#### INFORMATION PROVIDED

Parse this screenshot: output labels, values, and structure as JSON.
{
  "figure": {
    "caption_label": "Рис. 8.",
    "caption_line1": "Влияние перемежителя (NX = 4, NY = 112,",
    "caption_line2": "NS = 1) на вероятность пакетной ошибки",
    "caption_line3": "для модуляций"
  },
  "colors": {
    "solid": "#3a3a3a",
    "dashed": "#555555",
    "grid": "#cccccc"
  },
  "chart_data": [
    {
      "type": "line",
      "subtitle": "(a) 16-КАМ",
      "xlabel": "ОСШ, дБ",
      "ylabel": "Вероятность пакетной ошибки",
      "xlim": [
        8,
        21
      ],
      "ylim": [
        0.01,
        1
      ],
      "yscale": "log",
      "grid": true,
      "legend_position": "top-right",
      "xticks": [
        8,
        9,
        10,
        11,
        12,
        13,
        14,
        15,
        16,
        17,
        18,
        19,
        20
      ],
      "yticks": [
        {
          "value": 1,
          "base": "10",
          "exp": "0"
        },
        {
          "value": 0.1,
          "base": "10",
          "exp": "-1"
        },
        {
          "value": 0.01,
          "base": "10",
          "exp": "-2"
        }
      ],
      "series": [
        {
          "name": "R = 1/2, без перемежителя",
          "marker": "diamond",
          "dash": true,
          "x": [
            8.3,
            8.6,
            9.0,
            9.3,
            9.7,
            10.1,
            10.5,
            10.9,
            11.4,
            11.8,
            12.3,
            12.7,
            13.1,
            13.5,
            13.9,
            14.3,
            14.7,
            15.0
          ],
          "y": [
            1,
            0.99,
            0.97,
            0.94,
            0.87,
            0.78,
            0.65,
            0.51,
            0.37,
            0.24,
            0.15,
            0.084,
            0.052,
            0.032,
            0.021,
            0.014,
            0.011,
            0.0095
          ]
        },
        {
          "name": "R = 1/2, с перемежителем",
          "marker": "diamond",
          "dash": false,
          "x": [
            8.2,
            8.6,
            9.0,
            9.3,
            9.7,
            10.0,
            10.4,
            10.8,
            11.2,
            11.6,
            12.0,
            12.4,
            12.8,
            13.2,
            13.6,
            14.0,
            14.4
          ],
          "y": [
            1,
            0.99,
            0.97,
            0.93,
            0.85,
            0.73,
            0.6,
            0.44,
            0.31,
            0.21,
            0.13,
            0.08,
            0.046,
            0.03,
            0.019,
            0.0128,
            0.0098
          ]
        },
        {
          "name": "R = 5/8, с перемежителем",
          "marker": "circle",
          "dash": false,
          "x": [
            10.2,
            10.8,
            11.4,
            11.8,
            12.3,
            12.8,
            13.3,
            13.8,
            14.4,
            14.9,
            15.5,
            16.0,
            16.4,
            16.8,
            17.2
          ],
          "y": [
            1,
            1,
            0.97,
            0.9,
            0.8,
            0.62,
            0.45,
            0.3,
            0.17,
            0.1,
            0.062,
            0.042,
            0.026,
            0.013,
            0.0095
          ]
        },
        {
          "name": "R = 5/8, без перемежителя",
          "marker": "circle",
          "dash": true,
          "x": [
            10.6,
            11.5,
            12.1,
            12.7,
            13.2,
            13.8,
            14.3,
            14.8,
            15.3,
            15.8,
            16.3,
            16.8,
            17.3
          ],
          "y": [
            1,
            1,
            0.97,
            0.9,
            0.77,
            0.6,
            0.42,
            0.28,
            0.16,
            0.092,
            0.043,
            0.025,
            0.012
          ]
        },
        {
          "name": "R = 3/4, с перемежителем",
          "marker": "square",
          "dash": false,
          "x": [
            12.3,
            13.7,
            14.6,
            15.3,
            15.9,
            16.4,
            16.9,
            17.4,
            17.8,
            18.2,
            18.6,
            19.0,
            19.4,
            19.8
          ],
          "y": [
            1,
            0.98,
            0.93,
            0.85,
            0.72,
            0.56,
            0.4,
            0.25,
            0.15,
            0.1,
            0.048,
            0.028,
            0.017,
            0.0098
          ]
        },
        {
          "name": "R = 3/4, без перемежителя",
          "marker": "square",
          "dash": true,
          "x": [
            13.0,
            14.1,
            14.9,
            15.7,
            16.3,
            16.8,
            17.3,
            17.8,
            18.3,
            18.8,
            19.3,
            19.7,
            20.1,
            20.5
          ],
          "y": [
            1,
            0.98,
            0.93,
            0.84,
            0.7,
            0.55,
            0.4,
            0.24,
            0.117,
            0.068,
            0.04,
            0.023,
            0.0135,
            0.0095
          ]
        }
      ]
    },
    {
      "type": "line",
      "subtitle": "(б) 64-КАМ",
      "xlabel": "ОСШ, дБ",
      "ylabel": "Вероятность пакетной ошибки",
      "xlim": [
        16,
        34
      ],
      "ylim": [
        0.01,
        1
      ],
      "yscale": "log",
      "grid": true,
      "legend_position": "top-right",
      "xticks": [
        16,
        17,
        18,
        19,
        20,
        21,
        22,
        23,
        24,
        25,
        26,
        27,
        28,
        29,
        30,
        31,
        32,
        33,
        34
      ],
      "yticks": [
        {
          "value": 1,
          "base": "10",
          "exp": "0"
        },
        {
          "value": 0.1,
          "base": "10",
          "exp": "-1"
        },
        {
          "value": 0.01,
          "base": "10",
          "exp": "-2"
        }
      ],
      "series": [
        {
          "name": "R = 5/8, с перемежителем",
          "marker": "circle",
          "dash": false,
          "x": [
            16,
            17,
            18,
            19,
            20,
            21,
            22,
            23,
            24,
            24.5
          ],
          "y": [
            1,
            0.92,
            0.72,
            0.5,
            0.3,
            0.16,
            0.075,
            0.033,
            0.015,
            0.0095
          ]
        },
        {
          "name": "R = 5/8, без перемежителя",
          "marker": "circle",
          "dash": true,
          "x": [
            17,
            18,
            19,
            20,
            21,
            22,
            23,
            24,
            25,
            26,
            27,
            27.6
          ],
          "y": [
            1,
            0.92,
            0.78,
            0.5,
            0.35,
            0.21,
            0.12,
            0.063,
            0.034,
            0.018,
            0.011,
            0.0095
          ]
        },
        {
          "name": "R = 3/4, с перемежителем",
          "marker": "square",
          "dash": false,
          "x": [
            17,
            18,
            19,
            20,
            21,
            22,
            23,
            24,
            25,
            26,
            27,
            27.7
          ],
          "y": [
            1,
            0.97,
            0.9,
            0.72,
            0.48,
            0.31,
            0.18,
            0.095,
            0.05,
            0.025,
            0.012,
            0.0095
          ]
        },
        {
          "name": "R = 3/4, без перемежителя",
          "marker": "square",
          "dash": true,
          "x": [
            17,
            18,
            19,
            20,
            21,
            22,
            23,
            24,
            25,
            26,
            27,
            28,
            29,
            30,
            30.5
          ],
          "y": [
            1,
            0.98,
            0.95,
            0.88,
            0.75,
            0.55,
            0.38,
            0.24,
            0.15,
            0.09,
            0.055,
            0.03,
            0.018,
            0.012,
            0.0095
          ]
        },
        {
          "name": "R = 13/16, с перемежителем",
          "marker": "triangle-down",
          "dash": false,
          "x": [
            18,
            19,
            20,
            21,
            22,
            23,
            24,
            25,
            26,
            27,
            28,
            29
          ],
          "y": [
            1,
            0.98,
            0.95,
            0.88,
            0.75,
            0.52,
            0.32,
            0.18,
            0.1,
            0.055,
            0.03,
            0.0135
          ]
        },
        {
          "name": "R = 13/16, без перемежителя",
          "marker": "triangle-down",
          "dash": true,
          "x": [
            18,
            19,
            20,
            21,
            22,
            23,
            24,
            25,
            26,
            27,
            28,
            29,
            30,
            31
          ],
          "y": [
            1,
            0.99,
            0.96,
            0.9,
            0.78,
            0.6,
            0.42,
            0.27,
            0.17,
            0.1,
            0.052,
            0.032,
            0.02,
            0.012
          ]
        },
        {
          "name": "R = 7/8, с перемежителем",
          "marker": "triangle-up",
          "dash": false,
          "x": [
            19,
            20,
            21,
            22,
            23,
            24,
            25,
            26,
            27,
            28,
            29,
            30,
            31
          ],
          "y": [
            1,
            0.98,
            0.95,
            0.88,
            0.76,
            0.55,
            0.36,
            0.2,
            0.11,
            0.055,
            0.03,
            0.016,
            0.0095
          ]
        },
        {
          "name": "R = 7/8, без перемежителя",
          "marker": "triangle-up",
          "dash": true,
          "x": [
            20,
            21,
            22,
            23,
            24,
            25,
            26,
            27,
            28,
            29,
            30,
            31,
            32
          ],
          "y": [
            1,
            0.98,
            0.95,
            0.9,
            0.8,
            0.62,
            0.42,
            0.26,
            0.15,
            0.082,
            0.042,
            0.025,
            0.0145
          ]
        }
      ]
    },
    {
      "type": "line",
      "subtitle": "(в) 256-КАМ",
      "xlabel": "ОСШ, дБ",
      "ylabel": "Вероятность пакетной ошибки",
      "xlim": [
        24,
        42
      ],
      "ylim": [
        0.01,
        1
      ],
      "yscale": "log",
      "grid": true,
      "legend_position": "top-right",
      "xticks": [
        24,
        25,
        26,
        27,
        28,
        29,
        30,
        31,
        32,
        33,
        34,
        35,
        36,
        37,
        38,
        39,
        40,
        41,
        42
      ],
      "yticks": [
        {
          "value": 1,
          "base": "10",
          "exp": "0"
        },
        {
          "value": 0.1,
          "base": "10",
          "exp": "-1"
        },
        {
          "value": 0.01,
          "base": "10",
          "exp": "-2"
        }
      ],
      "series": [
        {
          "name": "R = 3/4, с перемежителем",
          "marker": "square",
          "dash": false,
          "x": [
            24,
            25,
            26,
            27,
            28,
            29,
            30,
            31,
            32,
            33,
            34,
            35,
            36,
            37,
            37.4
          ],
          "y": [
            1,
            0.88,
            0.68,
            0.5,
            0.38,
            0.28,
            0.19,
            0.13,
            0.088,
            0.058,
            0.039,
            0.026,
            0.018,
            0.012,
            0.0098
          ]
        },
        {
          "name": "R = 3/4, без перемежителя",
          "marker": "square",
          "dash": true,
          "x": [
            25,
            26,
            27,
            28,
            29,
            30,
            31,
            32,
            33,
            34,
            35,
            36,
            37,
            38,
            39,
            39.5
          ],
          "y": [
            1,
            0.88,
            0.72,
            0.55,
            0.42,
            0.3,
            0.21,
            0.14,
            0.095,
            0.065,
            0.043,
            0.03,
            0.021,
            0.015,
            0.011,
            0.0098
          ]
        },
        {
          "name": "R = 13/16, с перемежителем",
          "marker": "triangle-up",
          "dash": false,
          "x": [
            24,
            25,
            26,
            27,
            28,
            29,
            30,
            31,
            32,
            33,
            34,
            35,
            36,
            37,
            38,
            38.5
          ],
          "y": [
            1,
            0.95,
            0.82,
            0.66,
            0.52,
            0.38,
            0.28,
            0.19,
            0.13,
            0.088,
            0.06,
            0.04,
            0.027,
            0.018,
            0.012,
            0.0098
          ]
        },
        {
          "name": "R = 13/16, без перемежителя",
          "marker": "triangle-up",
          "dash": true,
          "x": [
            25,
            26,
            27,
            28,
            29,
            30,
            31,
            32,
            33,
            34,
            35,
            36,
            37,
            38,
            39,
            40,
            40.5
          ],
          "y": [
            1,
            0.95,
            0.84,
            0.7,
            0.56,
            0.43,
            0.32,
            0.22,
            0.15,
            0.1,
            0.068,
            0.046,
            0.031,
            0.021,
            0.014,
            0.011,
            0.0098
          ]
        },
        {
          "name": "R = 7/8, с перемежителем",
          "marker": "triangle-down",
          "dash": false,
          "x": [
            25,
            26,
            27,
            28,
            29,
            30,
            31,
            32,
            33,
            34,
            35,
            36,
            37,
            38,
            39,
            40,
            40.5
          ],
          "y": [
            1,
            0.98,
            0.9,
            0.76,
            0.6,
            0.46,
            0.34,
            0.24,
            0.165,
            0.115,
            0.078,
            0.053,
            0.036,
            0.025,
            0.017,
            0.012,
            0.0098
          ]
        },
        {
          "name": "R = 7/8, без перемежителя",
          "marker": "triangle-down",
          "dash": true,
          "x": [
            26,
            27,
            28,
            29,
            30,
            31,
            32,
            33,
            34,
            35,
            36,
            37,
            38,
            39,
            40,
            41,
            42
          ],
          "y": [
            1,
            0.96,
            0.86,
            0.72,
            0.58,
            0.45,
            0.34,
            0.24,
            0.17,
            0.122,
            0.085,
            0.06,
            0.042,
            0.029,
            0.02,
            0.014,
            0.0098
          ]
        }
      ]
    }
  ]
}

########

§ REQUEST: Find all lines with "subtitle" in them and copy each one.

§ THE COMPLETED TASK:
      "subtitle": "(a) 16-КАМ",
      "subtitle": "(б) 64-КАМ",
      "subtitle": "(в) 256-КАМ",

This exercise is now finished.